• _Data shown_
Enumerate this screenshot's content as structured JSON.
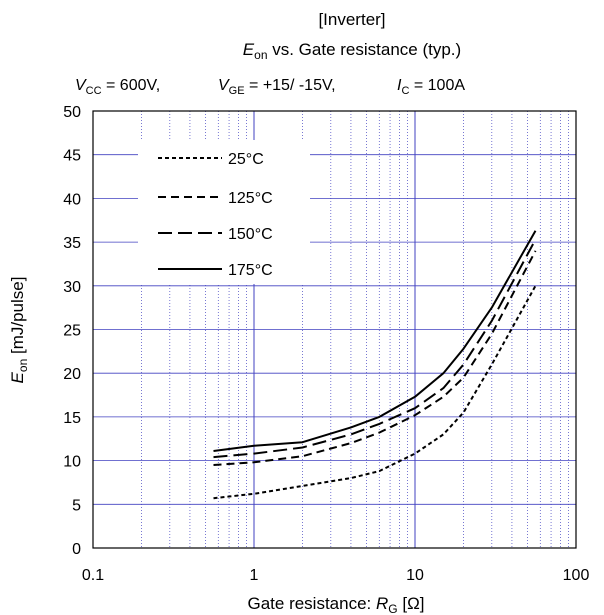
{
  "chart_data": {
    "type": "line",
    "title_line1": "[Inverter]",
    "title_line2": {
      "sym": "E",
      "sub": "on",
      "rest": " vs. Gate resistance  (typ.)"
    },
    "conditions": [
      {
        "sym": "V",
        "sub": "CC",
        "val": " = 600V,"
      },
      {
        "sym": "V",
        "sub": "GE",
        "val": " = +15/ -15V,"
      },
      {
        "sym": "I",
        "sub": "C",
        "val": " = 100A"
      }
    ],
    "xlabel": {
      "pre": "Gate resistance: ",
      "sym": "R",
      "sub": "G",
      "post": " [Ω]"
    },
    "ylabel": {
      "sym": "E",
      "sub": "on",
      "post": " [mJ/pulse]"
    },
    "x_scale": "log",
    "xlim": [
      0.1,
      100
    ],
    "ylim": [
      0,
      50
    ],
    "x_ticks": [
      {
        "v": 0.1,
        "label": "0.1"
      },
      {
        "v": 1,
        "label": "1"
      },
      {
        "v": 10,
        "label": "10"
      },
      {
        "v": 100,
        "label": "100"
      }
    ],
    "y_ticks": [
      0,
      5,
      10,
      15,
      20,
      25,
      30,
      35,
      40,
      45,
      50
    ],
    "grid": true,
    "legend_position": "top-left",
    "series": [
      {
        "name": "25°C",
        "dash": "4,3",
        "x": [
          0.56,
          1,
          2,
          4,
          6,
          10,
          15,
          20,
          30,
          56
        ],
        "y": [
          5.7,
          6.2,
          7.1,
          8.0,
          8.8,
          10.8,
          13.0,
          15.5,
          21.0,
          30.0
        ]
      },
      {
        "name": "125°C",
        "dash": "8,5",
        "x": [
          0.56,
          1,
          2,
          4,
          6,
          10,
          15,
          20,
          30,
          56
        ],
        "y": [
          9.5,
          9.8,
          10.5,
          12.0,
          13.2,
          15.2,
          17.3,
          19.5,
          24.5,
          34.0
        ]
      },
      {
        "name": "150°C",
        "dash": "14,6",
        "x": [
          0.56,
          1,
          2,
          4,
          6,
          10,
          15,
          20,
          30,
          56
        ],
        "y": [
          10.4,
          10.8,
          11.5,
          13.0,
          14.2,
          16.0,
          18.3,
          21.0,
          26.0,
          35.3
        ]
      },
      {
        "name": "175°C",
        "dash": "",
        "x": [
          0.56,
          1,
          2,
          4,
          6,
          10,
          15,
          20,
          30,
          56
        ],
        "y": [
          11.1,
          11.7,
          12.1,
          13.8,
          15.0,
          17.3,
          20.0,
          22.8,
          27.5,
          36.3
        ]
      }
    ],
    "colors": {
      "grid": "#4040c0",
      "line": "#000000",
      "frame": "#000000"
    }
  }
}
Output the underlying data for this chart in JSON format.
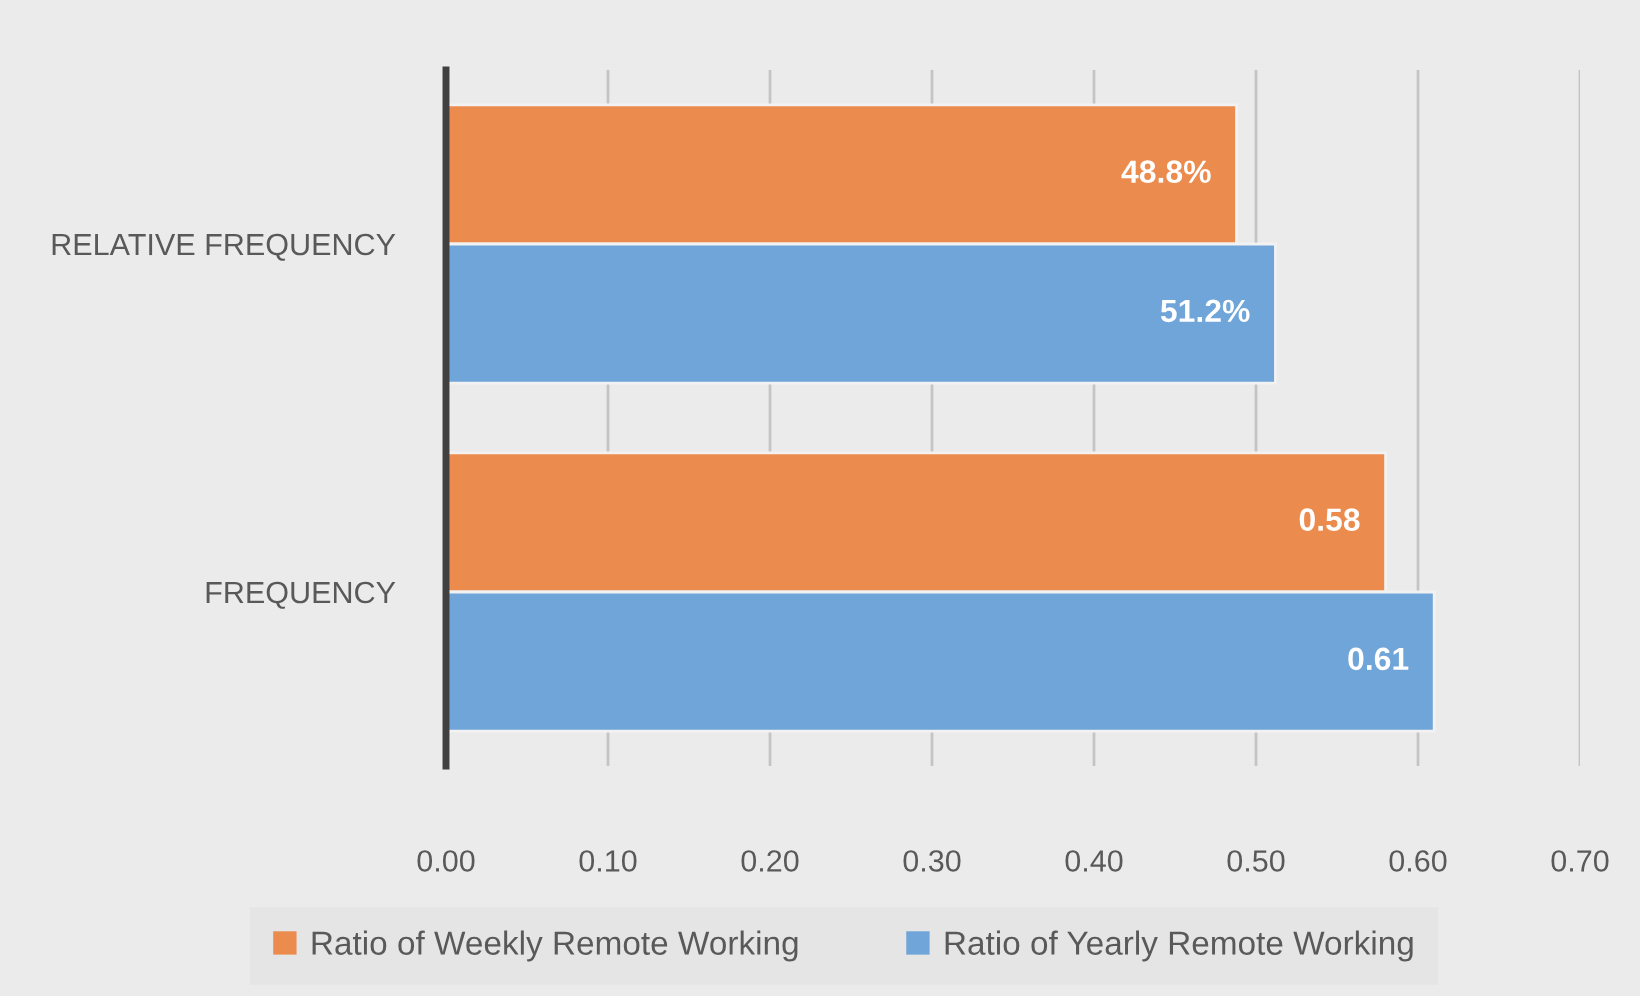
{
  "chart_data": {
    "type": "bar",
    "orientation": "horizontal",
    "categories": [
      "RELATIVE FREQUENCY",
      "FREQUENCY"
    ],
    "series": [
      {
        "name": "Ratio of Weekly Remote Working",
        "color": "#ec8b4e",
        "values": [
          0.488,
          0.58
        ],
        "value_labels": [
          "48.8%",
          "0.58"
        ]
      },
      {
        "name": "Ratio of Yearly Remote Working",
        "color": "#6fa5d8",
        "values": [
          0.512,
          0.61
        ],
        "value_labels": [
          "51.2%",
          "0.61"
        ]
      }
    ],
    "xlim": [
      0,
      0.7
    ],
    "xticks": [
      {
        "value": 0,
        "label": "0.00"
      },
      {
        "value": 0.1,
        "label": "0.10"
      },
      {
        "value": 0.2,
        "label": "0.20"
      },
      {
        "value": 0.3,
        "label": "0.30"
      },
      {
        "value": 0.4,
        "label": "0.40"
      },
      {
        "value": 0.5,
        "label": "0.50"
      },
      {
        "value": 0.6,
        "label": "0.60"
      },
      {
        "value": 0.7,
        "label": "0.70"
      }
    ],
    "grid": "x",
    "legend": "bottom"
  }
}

• _Problem_
List the lines of the records where "this" occurs.

• _Response below_
Enumerate this screenshot's content as structured JSON.
Output the underlying data for this chart in JSON format.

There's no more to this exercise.